** Start Data supplied **
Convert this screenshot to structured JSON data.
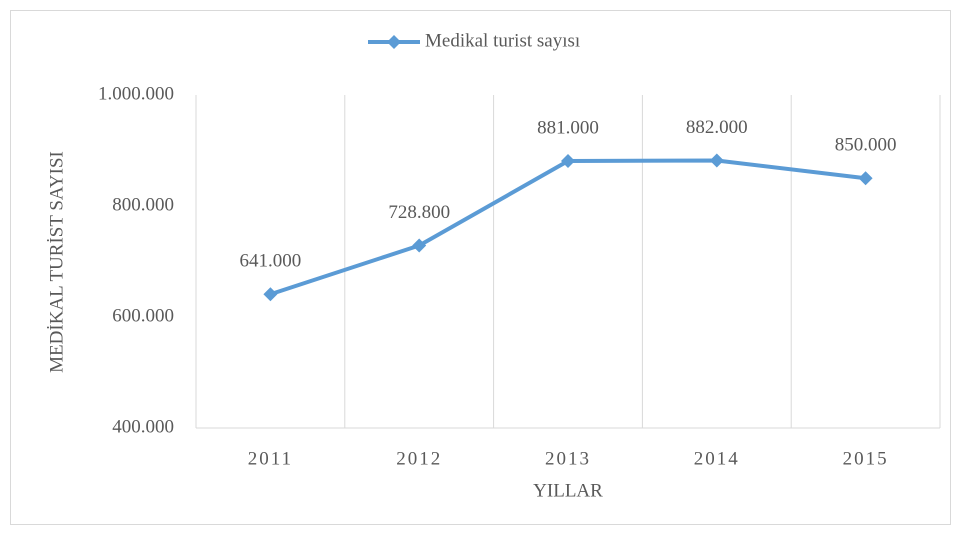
{
  "chart_data": {
    "type": "line",
    "legend": "top",
    "categories": [
      "2011",
      "2012",
      "2013",
      "2014",
      "2015"
    ],
    "series": [
      {
        "name": "Medikal turist sayısı",
        "color": "#5b9bd5",
        "values": [
          641000,
          728800,
          881000,
          882000,
          850000
        ],
        "value_labels": [
          "641.000",
          "728.800",
          "881.000",
          "882.000",
          "850.000"
        ]
      }
    ],
    "ylim": [
      400000,
      1000000
    ],
    "yticks": [
      {
        "value": 400000,
        "label": "400.000"
      },
      {
        "value": 600000,
        "label": "600.000"
      },
      {
        "value": 800000,
        "label": "800.000"
      },
      {
        "value": 1000000,
        "label": "1.000.000"
      }
    ],
    "xgrid": true,
    "xlabel": "YILLAR",
    "ylabel": "MEDİKAL TURİST SAYISI"
  }
}
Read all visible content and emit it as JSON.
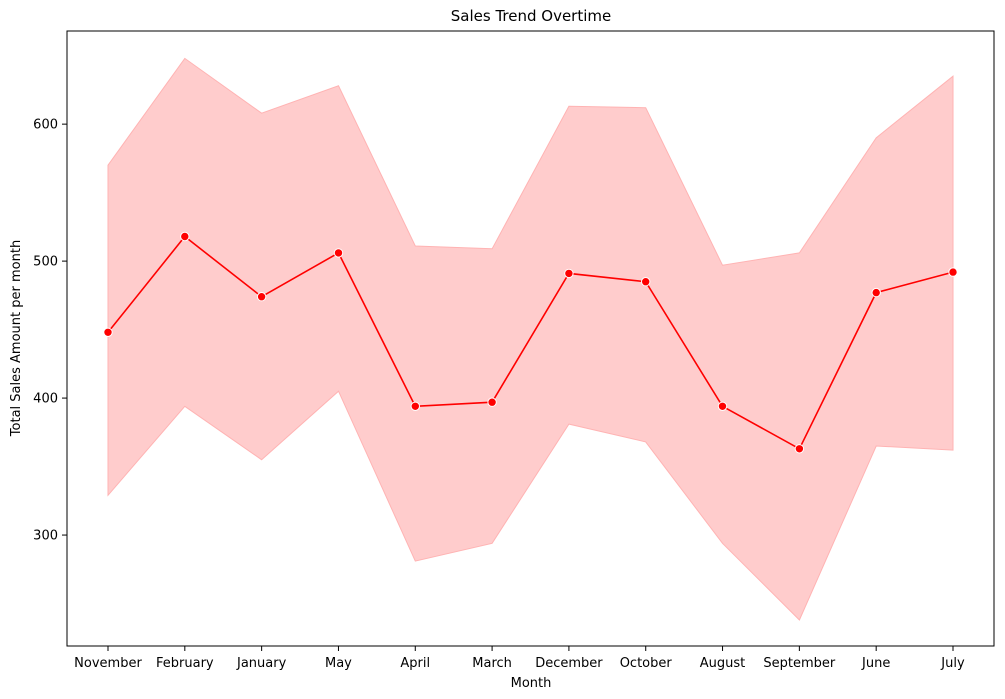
{
  "chart_data": {
    "type": "line",
    "title": "Sales Trend Overtime",
    "xlabel": "Month",
    "ylabel": "Total Sales Amount per month",
    "categories": [
      "November",
      "February",
      "January",
      "May",
      "April",
      "March",
      "December",
      "October",
      "August",
      "September",
      "June",
      "July"
    ],
    "series": [
      {
        "values": [
          448,
          518,
          474,
          506,
          394,
          397,
          491,
          485,
          394,
          363,
          477,
          492
        ],
        "ci_upper": [
          570,
          648,
          608,
          628,
          511,
          509,
          613,
          612,
          497,
          506,
          590,
          635
        ],
        "ci_lower": [
          329,
          394,
          355,
          405,
          281,
          294,
          381,
          368,
          294,
          238,
          365,
          362
        ],
        "color": "#ff0000",
        "band_color": "#ffcccc"
      }
    ],
    "yticks": [
      300,
      400,
      500,
      600
    ],
    "ylim": [
      219,
      668
    ],
    "grid": false,
    "marker": "circle"
  }
}
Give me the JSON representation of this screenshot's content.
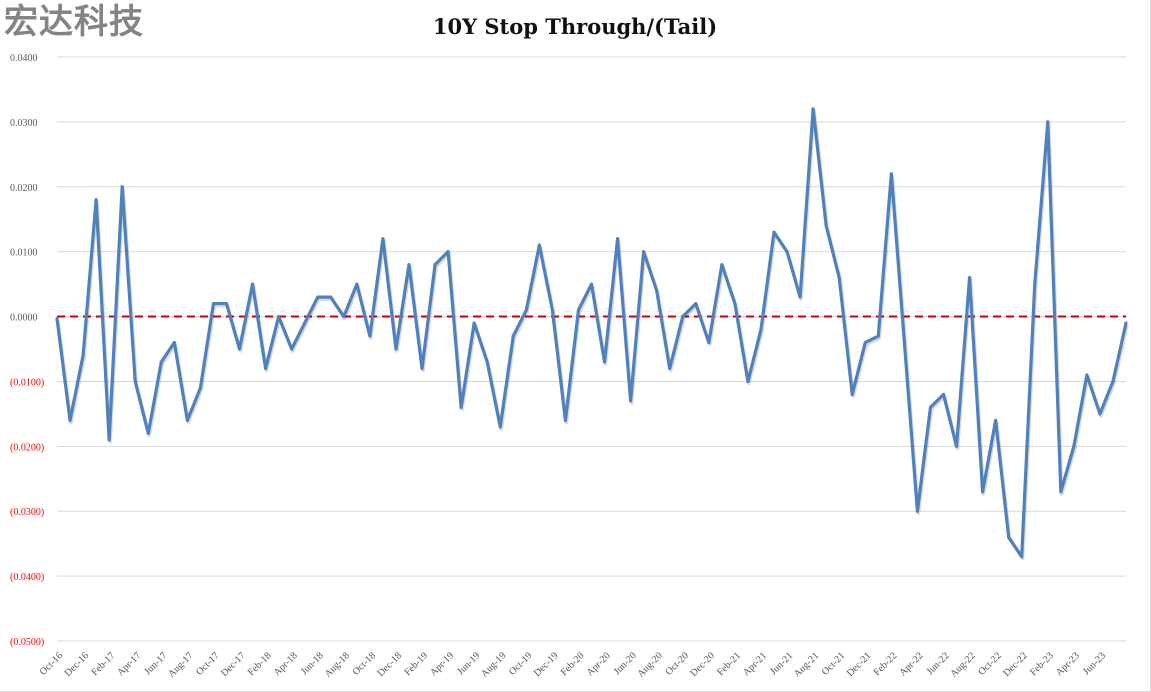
** End Data supplied **
## Task details
Using the data above, print every line exactly, omitting pictures.

## Output of the task
Convert this screenshot to structured JSON data.
{
  "chart_data": {
    "type": "line",
    "legend": "top",
    "categories": [
      "2011",
      "2012",
      "2013",
      "2014",
      "2015"
    ],
    "series": [
      {
        "name": "Medikal turist sayısı",
        "color": "#5b9bd5",
        "values": [
          641000,
          728800,
          881000,
          882000,
          850000
        ],
        "value_labels": [
          "641.000",
          "728.800",
          "881.000",
          "882.000",
          "850.000"
        ]
      }
    ],
    "ylim": [
      400000,
      1000000
    ],
    "yticks": [
      {
        "value": 400000,
        "label": "400.000"
      },
      {
        "value": 600000,
        "label": "600.000"
      },
      {
        "value": 800000,
        "label": "800.000"
      },
      {
        "value": 1000000,
        "label": "1.000.000"
      }
    ],
    "xgrid": true,
    "xlabel": "YILLAR",
    "ylabel": "MEDİKAL TURİST SAYISI"
  }
}
Read all visible content and emit it as JSON.
{
  "chart_data": {
    "type": "line",
    "title": "Sales Trend Overtime",
    "xlabel": "Month",
    "ylabel": "Total Sales Amount per month",
    "categories": [
      "November",
      "February",
      "January",
      "May",
      "April",
      "March",
      "December",
      "October",
      "August",
      "September",
      "June",
      "July"
    ],
    "series": [
      {
        "values": [
          448,
          518,
          474,
          506,
          394,
          397,
          491,
          485,
          394,
          363,
          477,
          492
        ],
        "ci_upper": [
          570,
          648,
          608,
          628,
          511,
          509,
          613,
          612,
          497,
          506,
          590,
          635
        ],
        "ci_lower": [
          329,
          394,
          355,
          405,
          281,
          294,
          381,
          368,
          294,
          238,
          365,
          362
        ],
        "color": "#ff0000",
        "band_color": "#ffcccc"
      }
    ],
    "yticks": [
      300,
      400,
      500,
      600
    ],
    "ylim": [
      219,
      668
    ],
    "grid": false,
    "marker": "circle"
  }
}
Give me the JSON representation of this screenshot's content.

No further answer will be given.